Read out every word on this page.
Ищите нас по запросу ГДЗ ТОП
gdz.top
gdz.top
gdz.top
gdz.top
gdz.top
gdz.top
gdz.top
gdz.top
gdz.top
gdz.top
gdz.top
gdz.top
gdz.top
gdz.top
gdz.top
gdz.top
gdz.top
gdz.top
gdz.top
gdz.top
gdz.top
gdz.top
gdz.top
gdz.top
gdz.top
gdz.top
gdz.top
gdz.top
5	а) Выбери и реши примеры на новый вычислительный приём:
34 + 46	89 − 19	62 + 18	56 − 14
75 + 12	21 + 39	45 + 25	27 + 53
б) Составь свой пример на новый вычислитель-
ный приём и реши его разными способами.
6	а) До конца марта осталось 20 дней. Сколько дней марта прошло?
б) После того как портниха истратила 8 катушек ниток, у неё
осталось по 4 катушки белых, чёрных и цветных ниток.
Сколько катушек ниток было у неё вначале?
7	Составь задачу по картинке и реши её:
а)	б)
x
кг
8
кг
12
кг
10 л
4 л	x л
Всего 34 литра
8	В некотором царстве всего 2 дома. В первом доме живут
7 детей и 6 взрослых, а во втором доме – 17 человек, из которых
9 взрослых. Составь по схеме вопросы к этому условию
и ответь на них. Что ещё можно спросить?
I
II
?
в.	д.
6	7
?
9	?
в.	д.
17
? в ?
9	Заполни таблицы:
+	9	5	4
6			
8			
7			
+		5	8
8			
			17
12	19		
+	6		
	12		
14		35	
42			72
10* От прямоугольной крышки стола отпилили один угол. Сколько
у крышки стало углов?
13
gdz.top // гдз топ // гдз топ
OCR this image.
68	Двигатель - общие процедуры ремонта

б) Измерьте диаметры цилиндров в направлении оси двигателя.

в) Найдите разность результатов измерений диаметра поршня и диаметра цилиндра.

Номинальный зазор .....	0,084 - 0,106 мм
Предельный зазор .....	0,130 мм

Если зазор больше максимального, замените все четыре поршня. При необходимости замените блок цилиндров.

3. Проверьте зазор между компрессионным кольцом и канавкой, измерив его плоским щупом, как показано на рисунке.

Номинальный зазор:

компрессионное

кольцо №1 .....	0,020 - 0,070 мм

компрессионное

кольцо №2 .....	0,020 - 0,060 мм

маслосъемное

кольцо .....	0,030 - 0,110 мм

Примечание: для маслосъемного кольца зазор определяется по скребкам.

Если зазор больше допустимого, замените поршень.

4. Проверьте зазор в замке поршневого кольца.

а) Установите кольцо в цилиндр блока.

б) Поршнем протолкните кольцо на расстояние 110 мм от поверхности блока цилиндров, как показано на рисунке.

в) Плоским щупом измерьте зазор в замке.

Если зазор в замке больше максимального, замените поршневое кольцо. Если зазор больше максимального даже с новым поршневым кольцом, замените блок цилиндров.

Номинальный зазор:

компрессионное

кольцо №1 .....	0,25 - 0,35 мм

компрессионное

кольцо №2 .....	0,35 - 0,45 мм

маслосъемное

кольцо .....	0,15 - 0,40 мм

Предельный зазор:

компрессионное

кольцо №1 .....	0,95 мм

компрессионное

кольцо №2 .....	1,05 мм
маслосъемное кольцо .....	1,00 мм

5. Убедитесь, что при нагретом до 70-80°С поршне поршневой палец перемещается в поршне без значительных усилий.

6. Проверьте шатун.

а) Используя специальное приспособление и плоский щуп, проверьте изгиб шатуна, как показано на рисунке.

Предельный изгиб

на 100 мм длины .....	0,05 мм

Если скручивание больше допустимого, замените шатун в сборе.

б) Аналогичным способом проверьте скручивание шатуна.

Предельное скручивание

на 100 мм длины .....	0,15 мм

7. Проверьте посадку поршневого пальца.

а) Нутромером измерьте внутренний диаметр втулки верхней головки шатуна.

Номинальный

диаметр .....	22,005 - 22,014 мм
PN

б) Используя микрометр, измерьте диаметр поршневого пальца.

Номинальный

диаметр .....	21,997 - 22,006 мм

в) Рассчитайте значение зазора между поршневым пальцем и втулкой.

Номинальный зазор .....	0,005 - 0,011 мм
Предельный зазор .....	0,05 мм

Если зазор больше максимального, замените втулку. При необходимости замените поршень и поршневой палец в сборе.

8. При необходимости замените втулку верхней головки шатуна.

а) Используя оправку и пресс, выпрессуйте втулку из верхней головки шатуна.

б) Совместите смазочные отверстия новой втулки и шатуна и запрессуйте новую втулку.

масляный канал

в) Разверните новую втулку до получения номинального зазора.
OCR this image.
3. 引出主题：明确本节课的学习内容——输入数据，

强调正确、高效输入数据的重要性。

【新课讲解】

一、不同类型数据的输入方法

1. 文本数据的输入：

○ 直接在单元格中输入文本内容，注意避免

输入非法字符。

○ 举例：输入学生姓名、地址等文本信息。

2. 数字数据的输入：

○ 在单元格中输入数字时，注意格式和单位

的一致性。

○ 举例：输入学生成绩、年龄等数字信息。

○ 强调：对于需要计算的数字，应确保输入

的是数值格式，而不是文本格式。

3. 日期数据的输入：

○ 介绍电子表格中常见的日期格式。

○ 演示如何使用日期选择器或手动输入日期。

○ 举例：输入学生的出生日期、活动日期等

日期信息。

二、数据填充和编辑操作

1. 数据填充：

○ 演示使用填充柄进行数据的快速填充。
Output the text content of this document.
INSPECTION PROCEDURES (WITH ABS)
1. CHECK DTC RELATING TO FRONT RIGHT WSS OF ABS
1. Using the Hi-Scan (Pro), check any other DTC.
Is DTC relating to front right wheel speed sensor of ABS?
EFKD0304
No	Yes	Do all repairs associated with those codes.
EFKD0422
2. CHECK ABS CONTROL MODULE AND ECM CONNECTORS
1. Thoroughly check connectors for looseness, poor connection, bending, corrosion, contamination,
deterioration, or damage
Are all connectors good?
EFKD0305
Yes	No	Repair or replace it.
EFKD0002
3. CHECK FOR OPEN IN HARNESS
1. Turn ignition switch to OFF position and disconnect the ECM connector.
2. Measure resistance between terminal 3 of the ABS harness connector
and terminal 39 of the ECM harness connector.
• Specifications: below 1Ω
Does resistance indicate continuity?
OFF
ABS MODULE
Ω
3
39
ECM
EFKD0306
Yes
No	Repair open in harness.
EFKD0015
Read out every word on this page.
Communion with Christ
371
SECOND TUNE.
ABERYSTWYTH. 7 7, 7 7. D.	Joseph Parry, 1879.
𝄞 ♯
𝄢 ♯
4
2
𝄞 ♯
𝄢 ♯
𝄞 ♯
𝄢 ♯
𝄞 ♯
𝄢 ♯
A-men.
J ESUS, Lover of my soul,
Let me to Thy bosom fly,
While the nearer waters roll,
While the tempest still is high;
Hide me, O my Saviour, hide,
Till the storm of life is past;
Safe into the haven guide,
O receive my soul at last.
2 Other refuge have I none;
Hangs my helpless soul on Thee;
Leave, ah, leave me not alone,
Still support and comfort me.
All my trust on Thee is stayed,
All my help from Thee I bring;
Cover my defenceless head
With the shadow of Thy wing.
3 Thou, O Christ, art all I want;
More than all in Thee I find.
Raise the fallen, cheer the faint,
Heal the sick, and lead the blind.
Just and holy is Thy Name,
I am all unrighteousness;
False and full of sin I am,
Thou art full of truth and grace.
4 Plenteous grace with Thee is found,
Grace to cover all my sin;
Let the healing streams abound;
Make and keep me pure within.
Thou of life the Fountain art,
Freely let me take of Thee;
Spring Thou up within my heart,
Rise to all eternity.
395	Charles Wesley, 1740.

__Written request__:
State how many lines in the records above contain the word "замке", and give only that number.

__Complete output__:
3